* begin DATA SUPPLIED *

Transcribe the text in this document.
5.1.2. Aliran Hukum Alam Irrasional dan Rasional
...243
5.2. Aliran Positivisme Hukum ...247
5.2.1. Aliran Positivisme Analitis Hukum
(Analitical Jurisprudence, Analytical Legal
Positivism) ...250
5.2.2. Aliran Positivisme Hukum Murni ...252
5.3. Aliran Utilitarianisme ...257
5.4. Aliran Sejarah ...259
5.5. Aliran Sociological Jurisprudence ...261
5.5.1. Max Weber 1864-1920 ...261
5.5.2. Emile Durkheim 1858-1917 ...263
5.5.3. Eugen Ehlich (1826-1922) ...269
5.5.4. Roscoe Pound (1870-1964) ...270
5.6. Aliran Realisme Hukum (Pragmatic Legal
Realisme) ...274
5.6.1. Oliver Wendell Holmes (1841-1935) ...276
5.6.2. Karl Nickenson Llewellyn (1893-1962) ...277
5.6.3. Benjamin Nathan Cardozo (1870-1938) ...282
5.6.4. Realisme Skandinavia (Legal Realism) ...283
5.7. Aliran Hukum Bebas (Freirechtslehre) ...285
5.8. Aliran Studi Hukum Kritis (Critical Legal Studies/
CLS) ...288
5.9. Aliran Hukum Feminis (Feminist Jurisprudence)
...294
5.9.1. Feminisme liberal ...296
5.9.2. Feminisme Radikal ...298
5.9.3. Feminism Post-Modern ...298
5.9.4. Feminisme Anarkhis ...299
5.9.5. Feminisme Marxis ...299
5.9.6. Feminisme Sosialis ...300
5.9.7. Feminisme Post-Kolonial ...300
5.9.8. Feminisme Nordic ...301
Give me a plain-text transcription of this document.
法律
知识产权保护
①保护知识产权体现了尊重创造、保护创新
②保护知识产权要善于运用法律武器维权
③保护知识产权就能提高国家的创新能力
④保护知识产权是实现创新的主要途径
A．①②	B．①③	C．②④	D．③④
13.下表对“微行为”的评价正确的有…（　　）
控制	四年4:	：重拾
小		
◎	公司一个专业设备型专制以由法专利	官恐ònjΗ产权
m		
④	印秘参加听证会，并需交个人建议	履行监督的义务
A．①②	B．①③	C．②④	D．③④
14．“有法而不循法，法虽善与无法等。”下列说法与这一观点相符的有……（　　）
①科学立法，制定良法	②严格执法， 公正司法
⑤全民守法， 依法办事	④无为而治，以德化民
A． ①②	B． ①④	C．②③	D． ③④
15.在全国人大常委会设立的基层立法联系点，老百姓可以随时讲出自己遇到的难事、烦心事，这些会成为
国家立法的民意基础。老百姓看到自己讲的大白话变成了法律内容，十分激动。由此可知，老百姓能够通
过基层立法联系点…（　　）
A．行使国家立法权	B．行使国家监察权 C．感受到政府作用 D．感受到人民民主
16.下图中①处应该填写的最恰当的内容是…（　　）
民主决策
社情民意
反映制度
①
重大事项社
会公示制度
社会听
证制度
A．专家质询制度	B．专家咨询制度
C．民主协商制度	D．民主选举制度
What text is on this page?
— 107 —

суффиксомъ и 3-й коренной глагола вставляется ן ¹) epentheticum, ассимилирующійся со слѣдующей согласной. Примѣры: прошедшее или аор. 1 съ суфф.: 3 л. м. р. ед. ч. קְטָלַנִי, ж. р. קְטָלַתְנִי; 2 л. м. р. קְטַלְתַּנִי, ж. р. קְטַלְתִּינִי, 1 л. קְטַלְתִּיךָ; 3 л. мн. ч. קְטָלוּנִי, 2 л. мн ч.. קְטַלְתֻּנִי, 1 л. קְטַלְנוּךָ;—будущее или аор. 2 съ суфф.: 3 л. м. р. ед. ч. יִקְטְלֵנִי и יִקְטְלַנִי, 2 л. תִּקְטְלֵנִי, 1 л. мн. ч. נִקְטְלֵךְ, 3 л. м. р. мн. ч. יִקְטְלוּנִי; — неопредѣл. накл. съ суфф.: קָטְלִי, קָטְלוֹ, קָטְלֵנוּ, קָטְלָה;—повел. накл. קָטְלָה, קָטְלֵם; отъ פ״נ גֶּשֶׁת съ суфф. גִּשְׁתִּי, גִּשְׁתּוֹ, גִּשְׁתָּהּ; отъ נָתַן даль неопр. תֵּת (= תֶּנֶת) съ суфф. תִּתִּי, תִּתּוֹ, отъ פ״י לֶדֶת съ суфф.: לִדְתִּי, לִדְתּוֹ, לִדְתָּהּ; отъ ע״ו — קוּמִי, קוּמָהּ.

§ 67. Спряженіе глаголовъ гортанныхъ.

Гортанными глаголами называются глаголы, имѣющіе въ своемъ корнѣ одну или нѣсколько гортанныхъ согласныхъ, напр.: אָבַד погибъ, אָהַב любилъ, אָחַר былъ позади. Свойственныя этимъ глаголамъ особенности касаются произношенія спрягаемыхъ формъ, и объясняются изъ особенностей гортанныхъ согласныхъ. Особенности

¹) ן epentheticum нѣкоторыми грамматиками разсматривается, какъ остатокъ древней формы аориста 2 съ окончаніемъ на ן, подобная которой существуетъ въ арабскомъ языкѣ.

* end DATA SUPPLIED *

— WHAT THE TASK ASKS —
Extract every entry above as it appears.

— THE REPLY —
Transcribe the text in this document.
5.1.2. Aliran Hukum Alam Irrasional dan Rasional
...243
5.2. Aliran Positivisme Hukum ...247
5.2.1. Aliran Positivisme Analitis Hukum
(Analitical Jurisprudence, Analytical Legal
Positivism) ...250
5.2.2. Aliran Positivisme Hukum Murni ...252
5.3. Aliran Utilitarianisme ...257
5.4. Aliran Sejarah ...259
5.5. Aliran Sociological Jurisprudence ...261
5.5.1. Max Weber 1864-1920 ...261
5.5.2. Emile Durkheim 1858-1917 ...263
5.5.3. Eugen Ehlich (1826-1922) ...269
5.5.4. Roscoe Pound (1870-1964) ...270
5.6. Aliran Realisme Hukum (Pragmatic Legal
Realisme) ...274
5.6.1. Oliver Wendell Holmes (1841-1935) ...276
5.6.2. Karl Nickenson Llewellyn (1893-1962) ...277
5.6.3. Benjamin Nathan Cardozo (1870-1938) ...282
5.6.4. Realisme Skandinavia (Legal Realism) ...283
5.7. Aliran Hukum Bebas (Freirechtslehre) ...285
5.8. Aliran Studi Hukum Kritis (Critical Legal Studies/
CLS) ...288
5.9. Aliran Hukum Feminis (Feminist Jurisprudence)
...294
5.9.1. Feminisme liberal ...296
5.9.2. Feminisme Radikal ...298
5.9.3. Feminism Post-Modern ...298
5.9.4. Feminisme Anarkhis ...299
5.9.5. Feminisme Marxis ...299
5.9.6. Feminisme Sosialis ...300
5.9.7. Feminisme Post-Kolonial ...300
5.9.8. Feminisme Nordic ...301
Give me a plain-text transcription of this document.
法律
知识产权保护
①保护知识产权体现了尊重创造、保护创新
②保护知识产权要善于运用法律武器维权
③保护知识产权就能提高国家的创新能力
④保护知识产权是实现创新的主要途径
A．①②	B．①③	C．②④	D．③④
13.下表对“微行为”的评价正确的有…（　　）
控制	四年4:	：重拾
小		
◎	公司一个专业设备型专制以由法专利	官恐ònjΗ产权
m		
④	印秘参加听证会，并需交个人建议	履行监督的义务
A．①②	B．①③	C．②④	D．③④
14．“有法而不循法，法虽善与无法等。”下列说法与这一观点相符的有……（　　）
①科学立法，制定良法	②严格执法， 公正司法
⑤全民守法， 依法办事	④无为而治，以德化民
A． ①②	B． ①④	C．②③	D． ③④
15.在全国人大常委会设立的基层立法联系点，老百姓可以随时讲出自己遇到的难事、烦心事，这些会成为
国家立法的民意基础。老百姓看到自己讲的大白话变成了法律内容，十分激动。由此可知，老百姓能够通
过基层立法联系点…（　　）
A．行使国家立法权	B．行使国家监察权 C．感受到政府作用 D．感受到人民民主
16.下图中①处应该填写的最恰当的内容是…（　　）
民主决策
社情民意
反映制度
①
重大事项社
会公示制度
社会听
证制度
A．专家质询制度	B．专家咨询制度
C．民主协商制度	D．民主选举制度
What text is on this page?
— 107 —

суффиксомъ и 3-й коренной глагола вставляется ן ¹) epentheticum, ассимилирующійся со слѣдующей согласной. Примѣры: прошедшее или аор. 1 съ суфф.: 3 л. м. р. ед. ч. קְטָלַנִי, ж. р. קְטָלַתְנִי; 2 л. м. р. קְטַלְתַּנִי, ж. р. קְטַלְתִּינִי, 1 л. קְטַלְתִּיךָ; 3 л. мн. ч. קְטָלוּנִי, 2 л. мн ч.. קְטַלְתֻּנִי, 1 л. קְטַלְנוּךָ;—будущее или аор. 2 съ суфф.: 3 л. м. р. ед. ч. יִקְטְלֵנִי и יִקְטְלַנִי, 2 л. תִּקְטְלֵנִי, 1 л. мн. ч. נִקְטְלֵךְ, 3 л. м. р. мн. ч. יִקְטְלוּנִי; — неопредѣл. накл. съ суфф.: קָטְלִי, קָטְלוֹ, קָטְלֵנוּ, קָטְלָה;—повел. накл. קָטְלָה, קָטְלֵם; отъ פ״נ גֶּשֶׁת съ суфф. גִּשְׁתִּי, גִּשְׁתּוֹ, גִּשְׁתָּהּ; отъ נָתַן даль неопр. תֵּת (= תֶּנֶת) съ суфф. תִּתִּי, תִּתּוֹ, отъ פ״י לֶדֶת съ суфф.: לִדְתִּי, לִדְתּוֹ, לִדְתָּהּ; отъ ע״ו — קוּמִי, קוּמָהּ.

§ 67. Спряженіе глаголовъ гортанныхъ.

Гортанными глаголами называются глаголы, имѣющіе въ своемъ корнѣ одну или нѣсколько гортанныхъ согласныхъ, напр.: אָבַד погибъ, אָהַב любилъ, אָחַר былъ позади. Свойственныя этимъ глаголамъ особенности касаются произношенія спрягаемыхъ формъ, и объясняются изъ особенностей гортанныхъ согласныхъ. Особенности

¹) ן epentheticum нѣкоторыми грамматиками разсматривается, какъ остатокъ древней формы аориста 2 съ окончаніемъ на ן, подобная которой существуетъ въ арабскомъ языкѣ.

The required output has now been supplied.